■ SUPPLIED ENTRIES:
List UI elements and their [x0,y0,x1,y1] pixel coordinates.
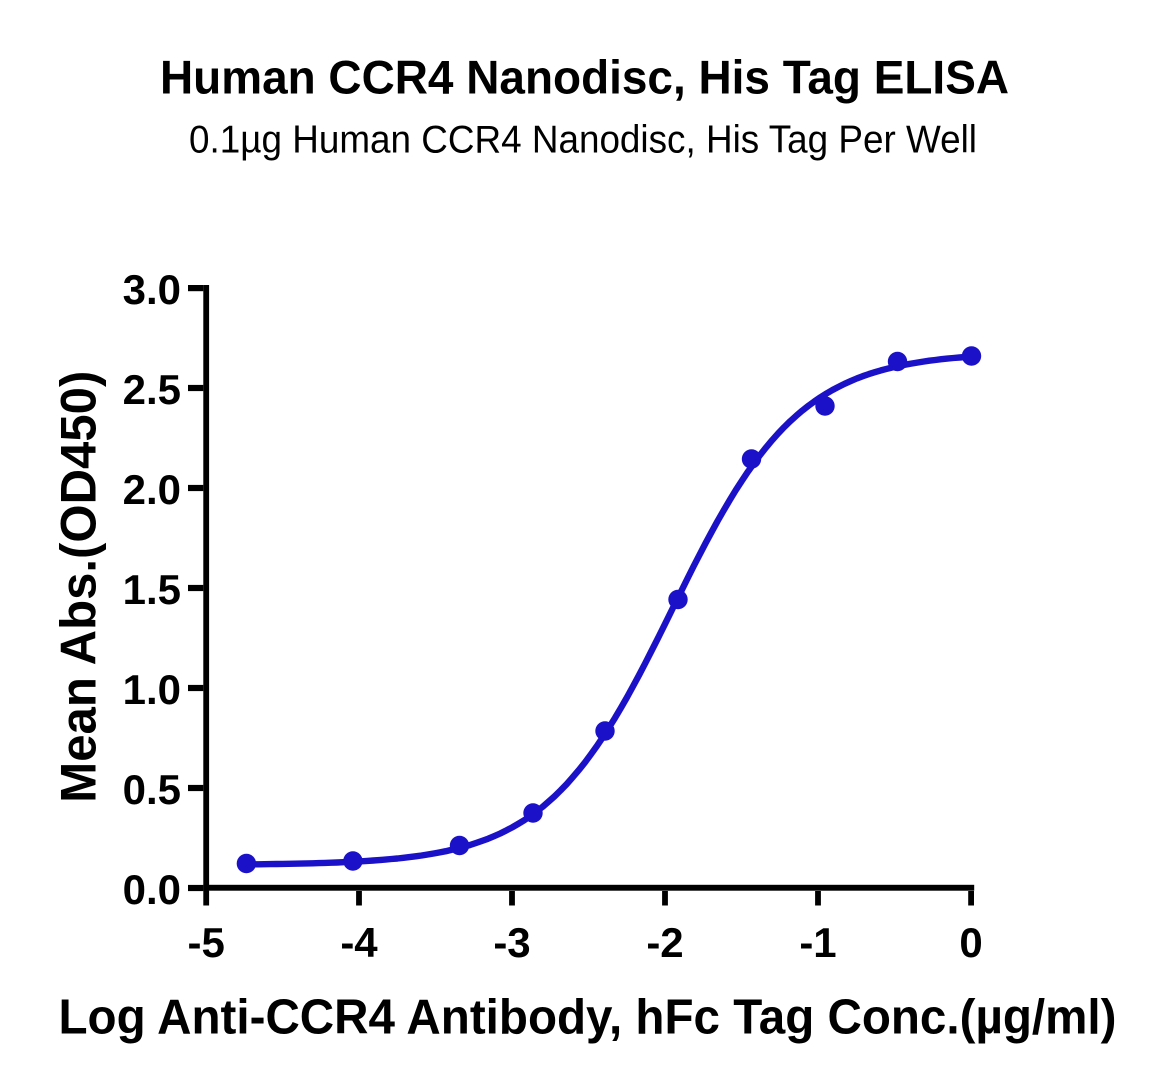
svg-text:Log Anti-CCR4 Antibody, hFc Ta: Log Anti-CCR4 Antibody, hFc Tag Conc.(µg… [59,990,1117,1044]
svg-text:-5: -5 [188,919,225,966]
svg-text:0.5: 0.5 [123,766,181,813]
svg-text:-3: -3 [493,919,530,966]
svg-text:1.0: 1.0 [123,666,181,713]
svg-text:2.0: 2.0 [123,466,181,513]
svg-text:-1: -1 [799,919,836,966]
svg-text:-2: -2 [646,919,683,966]
svg-text:0.1µg Human CCR4 Nanodisc, His: 0.1µg Human CCR4 Nanodisc, His Tag Per W… [189,118,977,161]
svg-text:3.0: 3.0 [123,266,181,313]
svg-text:-4: -4 [340,919,378,966]
svg-text:0: 0 [959,919,982,966]
svg-text:1.5: 1.5 [123,566,181,613]
svg-text:Mean Abs.(OD450): Mean Abs.(OD450) [50,371,106,803]
svg-text:0.0: 0.0 [123,866,181,913]
svg-text:Human CCR4 Nanodisc, His Tag E: Human CCR4 Nanodisc, His Tag ELISA [160,51,1009,104]
svg-text:2.5: 2.5 [123,366,181,413]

■ ASSIGNED TASK:
All lines in the entries above that include "Nanodisc" should be found and copied.

■ WRITTEN ANSWER:
svg-text:0.1µg Human CCR4 Nanodisc, His: 0.1µg Human CCR4 Nanodisc, His Tag Per W… [189,118,977,161]
svg-text:Human CCR4 Nanodisc, His Tag E: Human CCR4 Nanodisc, His Tag ELISA [160,51,1009,104]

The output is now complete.